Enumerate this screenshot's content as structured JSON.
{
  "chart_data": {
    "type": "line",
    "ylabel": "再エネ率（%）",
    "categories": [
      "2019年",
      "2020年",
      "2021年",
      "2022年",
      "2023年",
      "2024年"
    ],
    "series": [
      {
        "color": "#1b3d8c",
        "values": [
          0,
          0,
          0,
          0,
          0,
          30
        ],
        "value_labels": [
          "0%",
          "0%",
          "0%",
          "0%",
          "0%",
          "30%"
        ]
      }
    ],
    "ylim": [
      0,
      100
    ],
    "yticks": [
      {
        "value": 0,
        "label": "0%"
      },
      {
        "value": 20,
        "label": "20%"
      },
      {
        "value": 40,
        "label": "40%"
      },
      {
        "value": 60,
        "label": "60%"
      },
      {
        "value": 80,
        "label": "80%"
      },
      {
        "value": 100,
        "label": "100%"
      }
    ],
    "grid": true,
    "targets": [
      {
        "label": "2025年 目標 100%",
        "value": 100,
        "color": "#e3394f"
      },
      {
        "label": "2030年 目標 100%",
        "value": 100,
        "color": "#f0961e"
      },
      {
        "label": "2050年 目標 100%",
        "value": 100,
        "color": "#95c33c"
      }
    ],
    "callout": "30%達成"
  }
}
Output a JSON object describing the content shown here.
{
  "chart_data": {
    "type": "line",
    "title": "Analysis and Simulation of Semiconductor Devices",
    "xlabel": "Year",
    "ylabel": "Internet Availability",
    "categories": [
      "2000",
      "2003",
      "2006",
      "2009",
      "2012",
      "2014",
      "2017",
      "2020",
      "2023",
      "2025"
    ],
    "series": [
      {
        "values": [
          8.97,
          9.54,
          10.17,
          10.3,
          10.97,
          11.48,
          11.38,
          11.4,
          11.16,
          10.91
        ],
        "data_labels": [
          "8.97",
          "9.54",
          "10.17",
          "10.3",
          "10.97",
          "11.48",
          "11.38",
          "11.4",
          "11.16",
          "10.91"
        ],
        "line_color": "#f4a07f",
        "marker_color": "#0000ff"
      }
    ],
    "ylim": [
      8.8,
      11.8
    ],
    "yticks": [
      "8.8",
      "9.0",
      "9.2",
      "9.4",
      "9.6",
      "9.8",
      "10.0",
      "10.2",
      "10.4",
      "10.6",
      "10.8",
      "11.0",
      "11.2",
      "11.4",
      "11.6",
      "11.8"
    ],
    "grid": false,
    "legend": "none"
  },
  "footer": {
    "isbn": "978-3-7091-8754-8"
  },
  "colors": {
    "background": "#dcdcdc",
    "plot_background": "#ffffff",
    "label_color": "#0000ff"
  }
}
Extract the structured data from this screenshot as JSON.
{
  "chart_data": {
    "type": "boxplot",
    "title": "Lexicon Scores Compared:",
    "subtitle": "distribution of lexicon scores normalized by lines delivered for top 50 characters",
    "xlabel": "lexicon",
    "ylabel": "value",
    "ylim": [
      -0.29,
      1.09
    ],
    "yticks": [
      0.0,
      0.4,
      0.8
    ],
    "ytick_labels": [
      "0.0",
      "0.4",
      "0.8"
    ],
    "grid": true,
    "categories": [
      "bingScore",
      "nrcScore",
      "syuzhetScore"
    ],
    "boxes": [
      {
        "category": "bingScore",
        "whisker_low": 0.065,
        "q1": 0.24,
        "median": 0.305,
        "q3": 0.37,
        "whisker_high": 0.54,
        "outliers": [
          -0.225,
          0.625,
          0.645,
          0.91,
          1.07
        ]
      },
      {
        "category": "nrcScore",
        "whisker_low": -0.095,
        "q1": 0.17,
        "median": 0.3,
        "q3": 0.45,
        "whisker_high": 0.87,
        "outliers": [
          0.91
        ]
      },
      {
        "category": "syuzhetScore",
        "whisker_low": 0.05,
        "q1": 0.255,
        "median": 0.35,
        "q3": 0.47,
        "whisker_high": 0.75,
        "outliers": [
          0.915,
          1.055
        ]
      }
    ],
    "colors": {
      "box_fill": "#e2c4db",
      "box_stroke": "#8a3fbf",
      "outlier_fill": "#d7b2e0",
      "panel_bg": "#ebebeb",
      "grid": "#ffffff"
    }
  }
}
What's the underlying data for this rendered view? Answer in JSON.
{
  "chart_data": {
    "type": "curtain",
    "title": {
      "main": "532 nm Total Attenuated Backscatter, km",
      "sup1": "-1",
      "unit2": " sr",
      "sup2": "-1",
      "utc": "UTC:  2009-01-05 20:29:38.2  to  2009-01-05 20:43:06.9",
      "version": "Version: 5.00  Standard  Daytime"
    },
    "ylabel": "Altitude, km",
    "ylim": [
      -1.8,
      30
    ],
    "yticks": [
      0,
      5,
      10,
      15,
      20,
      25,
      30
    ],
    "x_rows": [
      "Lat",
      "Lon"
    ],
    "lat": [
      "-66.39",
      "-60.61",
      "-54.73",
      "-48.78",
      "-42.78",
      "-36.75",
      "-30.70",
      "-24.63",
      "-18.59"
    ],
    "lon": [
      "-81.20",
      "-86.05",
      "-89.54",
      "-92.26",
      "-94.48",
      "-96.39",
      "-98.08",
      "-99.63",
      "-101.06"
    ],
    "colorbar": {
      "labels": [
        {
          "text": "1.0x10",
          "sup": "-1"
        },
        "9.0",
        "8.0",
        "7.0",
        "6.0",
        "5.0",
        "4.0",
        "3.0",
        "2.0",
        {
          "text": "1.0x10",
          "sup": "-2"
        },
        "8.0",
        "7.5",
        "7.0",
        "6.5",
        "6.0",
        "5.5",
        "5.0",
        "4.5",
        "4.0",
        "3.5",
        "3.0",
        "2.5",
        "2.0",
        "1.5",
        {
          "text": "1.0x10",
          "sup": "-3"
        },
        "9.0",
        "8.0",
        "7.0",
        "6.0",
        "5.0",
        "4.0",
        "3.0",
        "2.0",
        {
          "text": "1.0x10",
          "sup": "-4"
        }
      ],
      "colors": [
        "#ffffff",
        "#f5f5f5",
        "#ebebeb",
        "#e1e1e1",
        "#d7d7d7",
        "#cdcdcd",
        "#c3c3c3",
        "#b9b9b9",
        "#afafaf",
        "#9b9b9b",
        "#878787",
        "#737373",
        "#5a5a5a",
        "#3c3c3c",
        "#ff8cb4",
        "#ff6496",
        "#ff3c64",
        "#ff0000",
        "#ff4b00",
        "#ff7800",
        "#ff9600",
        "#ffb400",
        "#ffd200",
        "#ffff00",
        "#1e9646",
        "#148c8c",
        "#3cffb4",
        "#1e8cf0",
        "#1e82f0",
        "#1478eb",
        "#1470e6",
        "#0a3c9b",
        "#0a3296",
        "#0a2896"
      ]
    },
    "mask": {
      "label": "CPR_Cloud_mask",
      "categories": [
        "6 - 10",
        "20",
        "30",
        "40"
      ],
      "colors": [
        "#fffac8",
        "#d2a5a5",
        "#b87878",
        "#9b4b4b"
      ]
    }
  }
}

- **The request**: Copy out the whole listing exactly as written.

- **Reply to the exercise**:
Enumerate this screenshot's content as structured JSON.
{
  "chart_data": {
    "type": "line",
    "ylabel": "再エネ率（%）",
    "categories": [
      "2019年",
      "2020年",
      "2021年",
      "2022年",
      "2023年",
      "2024年"
    ],
    "series": [
      {
        "color": "#1b3d8c",
        "values": [
          0,
          0,
          0,
          0,
          0,
          30
        ],
        "value_labels": [
          "0%",
          "0%",
          "0%",
          "0%",
          "0%",
          "30%"
        ]
      }
    ],
    "ylim": [
      0,
      100
    ],
    "yticks": [
      {
        "value": 0,
        "label": "0%"
      },
      {
        "value": 20,
        "label": "20%"
      },
      {
        "value": 40,
        "label": "40%"
      },
      {
        "value": 60,
        "label": "60%"
      },
      {
        "value": 80,
        "label": "80%"
      },
      {
        "value": 100,
        "label": "100%"
      }
    ],
    "grid": true,
    "targets": [
      {
        "label": "2025年 目標 100%",
        "value": 100,
        "color": "#e3394f"
      },
      {
        "label": "2030年 目標 100%",
        "value": 100,
        "color": "#f0961e"
      },
      {
        "label": "2050年 目標 100%",
        "value": 100,
        "color": "#95c33c"
      }
    ],
    "callout": "30%達成"
  }
}
Output a JSON object describing the content shown here.
{
  "chart_data": {
    "type": "line",
    "title": "Analysis and Simulation of Semiconductor Devices",
    "xlabel": "Year",
    "ylabel": "Internet Availability",
    "categories": [
      "2000",
      "2003",
      "2006",
      "2009",
      "2012",
      "2014",
      "2017",
      "2020",
      "2023",
      "2025"
    ],
    "series": [
      {
        "values": [
          8.97,
          9.54,
          10.17,
          10.3,
          10.97,
          11.48,
          11.38,
          11.4,
          11.16,
          10.91
        ],
        "data_labels": [
          "8.97",
          "9.54",
          "10.17",
          "10.3",
          "10.97",
          "11.48",
          "11.38",
          "11.4",
          "11.16",
          "10.91"
        ],
        "line_color": "#f4a07f",
        "marker_color": "#0000ff"
      }
    ],
    "ylim": [
      8.8,
      11.8
    ],
    "yticks": [
      "8.8",
      "9.0",
      "9.2",
      "9.4",
      "9.6",
      "9.8",
      "10.0",
      "10.2",
      "10.4",
      "10.6",
      "10.8",
      "11.0",
      "11.2",
      "11.4",
      "11.6",
      "11.8"
    ],
    "grid": false,
    "legend": "none"
  },
  "footer": {
    "isbn": "978-3-7091-8754-8"
  },
  "colors": {
    "background": "#dcdcdc",
    "plot_background": "#ffffff",
    "label_color": "#0000ff"
  }
}
Extract the structured data from this screenshot as JSON.
{
  "chart_data": {
    "type": "boxplot",
    "title": "Lexicon Scores Compared:",
    "subtitle": "distribution of lexicon scores normalized by lines delivered for top 50 characters",
    "xlabel": "lexicon",
    "ylabel": "value",
    "ylim": [
      -0.29,
      1.09
    ],
    "yticks": [
      0.0,
      0.4,
      0.8
    ],
    "ytick_labels": [
      "0.0",
      "0.4",
      "0.8"
    ],
    "grid": true,
    "categories": [
      "bingScore",
      "nrcScore",
      "syuzhetScore"
    ],
    "boxes": [
      {
        "category": "bingScore",
        "whisker_low": 0.065,
        "q1": 0.24,
        "median": 0.305,
        "q3": 0.37,
        "whisker_high": 0.54,
        "outliers": [
          -0.225,
          0.625,
          0.645,
          0.91,
          1.07
        ]
      },
      {
        "category": "nrcScore",
        "whisker_low": -0.095,
        "q1": 0.17,
        "median": 0.3,
        "q3": 0.45,
        "whisker_high": 0.87,
        "outliers": [
          0.91
        ]
      },
      {
        "category": "syuzhetScore",
        "whisker_low": 0.05,
        "q1": 0.255,
        "median": 0.35,
        "q3": 0.47,
        "whisker_high": 0.75,
        "outliers": [
          0.915,
          1.055
        ]
      }
    ],
    "colors": {
      "box_fill": "#e2c4db",
      "box_stroke": "#8a3fbf",
      "outlier_fill": "#d7b2e0",
      "panel_bg": "#ebebeb",
      "grid": "#ffffff"
    }
  }
}
What's the underlying data for this rendered view? Answer in JSON.
{
  "chart_data": {
    "type": "curtain",
    "title": {
      "main": "532 nm Total Attenuated Backscatter, km",
      "sup1": "-1",
      "unit2": " sr",
      "sup2": "-1",
      "utc": "UTC:  2009-01-05 20:29:38.2  to  2009-01-05 20:43:06.9",
      "version": "Version: 5.00  Standard  Daytime"
    },
    "ylabel": "Altitude, km",
    "ylim": [
      -1.8,
      30
    ],
    "yticks": [
      0,
      5,
      10,
      15,
      20,
      25,
      30
    ],
    "x_rows": [
      "Lat",
      "Lon"
    ],
    "lat": [
      "-66.39",
      "-60.61",
      "-54.73",
      "-48.78",
      "-42.78",
      "-36.75",
      "-30.70",
      "-24.63",
      "-18.59"
    ],
    "lon": [
      "-81.20",
      "-86.05",
      "-89.54",
      "-92.26",
      "-94.48",
      "-96.39",
      "-98.08",
      "-99.63",
      "-101.06"
    ],
    "colorbar": {
      "labels": [
        {
          "text": "1.0x10",
          "sup": "-1"
        },
        "9.0",
        "8.0",
        "7.0",
        "6.0",
        "5.0",
        "4.0",
        "3.0",
        "2.0",
        {
          "text": "1.0x10",
          "sup": "-2"
        },
        "8.0",
        "7.5",
        "7.0",
        "6.5",
        "6.0",
        "5.5",
        "5.0",
        "4.5",
        "4.0",
        "3.5",
        "3.0",
        "2.5",
        "2.0",
        "1.5",
        {
          "text": "1.0x10",
          "sup": "-3"
        },
        "9.0",
        "8.0",
        "7.0",
        "6.0",
        "5.0",
        "4.0",
        "3.0",
        "2.0",
        {
          "text": "1.0x10",
          "sup": "-4"
        }
      ],
      "colors": [
        "#ffffff",
        "#f5f5f5",
        "#ebebeb",
        "#e1e1e1",
        "#d7d7d7",
        "#cdcdcd",
        "#c3c3c3",
        "#b9b9b9",
        "#afafaf",
        "#9b9b9b",
        "#878787",
        "#737373",
        "#5a5a5a",
        "#3c3c3c",
        "#ff8cb4",
        "#ff6496",
        "#ff3c64",
        "#ff0000",
        "#ff4b00",
        "#ff7800",
        "#ff9600",
        "#ffb400",
        "#ffd200",
        "#ffff00",
        "#1e9646",
        "#148c8c",
        "#3cffb4",
        "#1e8cf0",
        "#1e82f0",
        "#1478eb",
        "#1470e6",
        "#0a3c9b",
        "#0a3296",
        "#0a2896"
      ]
    },
    "mask": {
      "label": "CPR_Cloud_mask",
      "categories": [
        "6 - 10",
        "20",
        "30",
        "40"
      ],
      "colors": [
        "#fffac8",
        "#d2a5a5",
        "#b87878",
        "#9b4b4b"
      ]
    }
  }
}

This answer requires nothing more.